Records from a collection
+++

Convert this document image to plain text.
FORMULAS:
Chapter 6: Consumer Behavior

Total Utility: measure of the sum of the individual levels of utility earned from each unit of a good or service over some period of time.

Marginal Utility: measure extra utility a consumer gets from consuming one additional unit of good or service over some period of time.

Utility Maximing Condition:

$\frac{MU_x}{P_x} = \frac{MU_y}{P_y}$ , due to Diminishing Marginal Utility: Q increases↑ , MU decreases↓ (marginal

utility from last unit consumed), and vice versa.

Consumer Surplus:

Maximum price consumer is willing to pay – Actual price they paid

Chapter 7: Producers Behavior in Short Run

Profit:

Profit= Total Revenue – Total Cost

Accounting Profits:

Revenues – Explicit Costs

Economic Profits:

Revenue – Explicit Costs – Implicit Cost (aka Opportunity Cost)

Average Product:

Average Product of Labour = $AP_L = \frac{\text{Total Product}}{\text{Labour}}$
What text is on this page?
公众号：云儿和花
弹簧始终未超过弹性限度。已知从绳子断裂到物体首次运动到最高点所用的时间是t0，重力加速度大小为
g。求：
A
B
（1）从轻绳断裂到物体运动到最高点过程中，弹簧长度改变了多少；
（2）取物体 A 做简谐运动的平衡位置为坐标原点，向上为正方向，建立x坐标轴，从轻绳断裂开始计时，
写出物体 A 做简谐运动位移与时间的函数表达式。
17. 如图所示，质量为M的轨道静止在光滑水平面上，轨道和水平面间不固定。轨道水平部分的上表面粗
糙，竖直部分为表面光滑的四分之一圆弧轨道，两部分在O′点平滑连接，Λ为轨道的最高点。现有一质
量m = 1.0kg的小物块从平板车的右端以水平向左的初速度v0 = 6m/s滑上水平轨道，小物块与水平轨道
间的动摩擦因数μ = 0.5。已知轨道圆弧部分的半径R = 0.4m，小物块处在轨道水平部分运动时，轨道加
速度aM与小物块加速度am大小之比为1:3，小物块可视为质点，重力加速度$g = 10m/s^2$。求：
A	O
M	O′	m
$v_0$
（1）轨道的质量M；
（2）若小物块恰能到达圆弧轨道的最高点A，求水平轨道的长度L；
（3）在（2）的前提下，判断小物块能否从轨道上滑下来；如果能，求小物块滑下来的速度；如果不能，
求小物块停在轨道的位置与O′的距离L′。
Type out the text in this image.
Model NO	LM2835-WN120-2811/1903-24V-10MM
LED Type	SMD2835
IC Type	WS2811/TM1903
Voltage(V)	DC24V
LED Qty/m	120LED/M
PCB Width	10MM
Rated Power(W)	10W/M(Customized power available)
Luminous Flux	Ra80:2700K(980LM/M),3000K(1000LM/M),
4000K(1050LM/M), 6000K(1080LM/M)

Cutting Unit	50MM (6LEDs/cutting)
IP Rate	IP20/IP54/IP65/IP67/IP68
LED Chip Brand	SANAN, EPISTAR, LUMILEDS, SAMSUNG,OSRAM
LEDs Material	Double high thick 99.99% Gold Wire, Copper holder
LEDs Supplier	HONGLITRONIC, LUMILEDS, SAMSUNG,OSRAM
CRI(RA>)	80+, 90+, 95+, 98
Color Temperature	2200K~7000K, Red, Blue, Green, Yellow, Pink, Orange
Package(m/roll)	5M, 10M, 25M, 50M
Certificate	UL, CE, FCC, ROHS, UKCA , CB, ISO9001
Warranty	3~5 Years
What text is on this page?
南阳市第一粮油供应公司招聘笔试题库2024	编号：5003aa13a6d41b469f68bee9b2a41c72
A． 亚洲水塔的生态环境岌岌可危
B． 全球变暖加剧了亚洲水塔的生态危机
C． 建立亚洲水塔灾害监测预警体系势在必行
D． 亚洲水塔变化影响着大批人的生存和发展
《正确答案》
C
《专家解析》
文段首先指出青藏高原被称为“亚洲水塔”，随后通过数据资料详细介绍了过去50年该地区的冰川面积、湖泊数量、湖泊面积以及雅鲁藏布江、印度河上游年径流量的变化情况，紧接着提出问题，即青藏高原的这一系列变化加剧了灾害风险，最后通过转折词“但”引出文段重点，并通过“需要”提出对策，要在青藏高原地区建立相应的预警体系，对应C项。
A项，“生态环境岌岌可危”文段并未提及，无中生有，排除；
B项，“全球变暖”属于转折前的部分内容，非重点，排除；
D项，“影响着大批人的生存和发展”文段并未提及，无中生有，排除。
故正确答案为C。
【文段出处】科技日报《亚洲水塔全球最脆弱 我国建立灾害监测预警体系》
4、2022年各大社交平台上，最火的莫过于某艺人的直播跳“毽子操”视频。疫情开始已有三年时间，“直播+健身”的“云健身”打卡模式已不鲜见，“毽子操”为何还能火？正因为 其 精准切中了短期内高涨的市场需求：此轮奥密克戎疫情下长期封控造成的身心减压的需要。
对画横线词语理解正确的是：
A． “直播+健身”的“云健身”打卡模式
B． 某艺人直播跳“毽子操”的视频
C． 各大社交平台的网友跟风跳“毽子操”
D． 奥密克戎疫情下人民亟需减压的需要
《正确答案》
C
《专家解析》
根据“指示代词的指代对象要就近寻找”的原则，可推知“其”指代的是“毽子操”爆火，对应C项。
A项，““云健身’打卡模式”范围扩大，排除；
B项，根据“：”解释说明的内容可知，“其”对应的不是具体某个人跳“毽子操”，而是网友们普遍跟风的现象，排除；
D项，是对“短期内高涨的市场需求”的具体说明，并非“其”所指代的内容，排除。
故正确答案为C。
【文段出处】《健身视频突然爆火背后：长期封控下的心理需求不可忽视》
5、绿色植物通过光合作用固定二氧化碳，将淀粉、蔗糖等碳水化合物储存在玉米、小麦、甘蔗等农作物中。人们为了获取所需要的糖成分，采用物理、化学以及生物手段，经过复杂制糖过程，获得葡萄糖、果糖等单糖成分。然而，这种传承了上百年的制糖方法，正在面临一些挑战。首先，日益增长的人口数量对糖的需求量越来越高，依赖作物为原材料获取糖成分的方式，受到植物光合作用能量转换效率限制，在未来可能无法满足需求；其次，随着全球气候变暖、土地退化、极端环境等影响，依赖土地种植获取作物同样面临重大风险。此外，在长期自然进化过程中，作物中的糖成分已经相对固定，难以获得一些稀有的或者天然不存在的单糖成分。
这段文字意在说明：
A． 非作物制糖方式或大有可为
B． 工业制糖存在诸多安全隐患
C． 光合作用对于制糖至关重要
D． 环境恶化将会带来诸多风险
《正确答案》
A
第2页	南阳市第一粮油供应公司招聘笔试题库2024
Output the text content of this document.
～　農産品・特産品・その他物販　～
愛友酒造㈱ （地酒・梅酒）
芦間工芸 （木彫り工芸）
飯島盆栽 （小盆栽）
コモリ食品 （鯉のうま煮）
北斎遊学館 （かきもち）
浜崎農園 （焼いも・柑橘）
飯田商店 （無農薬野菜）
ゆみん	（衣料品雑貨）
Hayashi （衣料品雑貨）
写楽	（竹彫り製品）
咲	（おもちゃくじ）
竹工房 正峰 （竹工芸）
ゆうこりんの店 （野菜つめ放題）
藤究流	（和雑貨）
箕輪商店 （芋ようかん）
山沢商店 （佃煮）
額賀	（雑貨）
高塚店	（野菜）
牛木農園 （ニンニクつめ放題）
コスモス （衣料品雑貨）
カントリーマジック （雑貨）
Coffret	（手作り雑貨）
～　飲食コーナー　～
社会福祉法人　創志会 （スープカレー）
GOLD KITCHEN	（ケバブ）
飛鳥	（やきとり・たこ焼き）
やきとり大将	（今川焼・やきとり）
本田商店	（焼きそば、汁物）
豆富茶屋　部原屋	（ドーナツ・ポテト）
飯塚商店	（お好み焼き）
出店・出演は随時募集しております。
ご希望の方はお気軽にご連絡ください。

+++

> WHAT YOU SHOULD DO
Reproduce exactly the line that holds "Output the text content of this document.", then every line after it, ending with the final line of the records above.

> RESPONSE TO THE EXERCISE
Output the text content of this document.
～　農産品・特産品・その他物販　～
愛友酒造㈱ （地酒・梅酒）
芦間工芸 （木彫り工芸）
飯島盆栽 （小盆栽）
コモリ食品 （鯉のうま煮）
北斎遊学館 （かきもち）
浜崎農園 （焼いも・柑橘）
飯田商店 （無農薬野菜）
ゆみん	（衣料品雑貨）
Hayashi （衣料品雑貨）
写楽	（竹彫り製品）
咲	（おもちゃくじ）
竹工房 正峰 （竹工芸）
ゆうこりんの店 （野菜つめ放題）
藤究流	（和雑貨）
箕輪商店 （芋ようかん）
山沢商店 （佃煮）
額賀	（雑貨）
高塚店	（野菜）
牛木農園 （ニンニクつめ放題）
コスモス （衣料品雑貨）
カントリーマジック （雑貨）
Coffret	（手作り雑貨）
～　飲食コーナー　～
社会福祉法人　創志会 （スープカレー）
GOLD KITCHEN	（ケバブ）
飛鳥	（やきとり・たこ焼き）
やきとり大将	（今川焼・やきとり）
本田商店	（焼きそば、汁物）
豆富茶屋　部原屋	（ドーナツ・ポテト）
飯塚商店	（お好み焼き）
出店・出演は随時募集しております。
ご希望の方はお気軽にご連絡ください。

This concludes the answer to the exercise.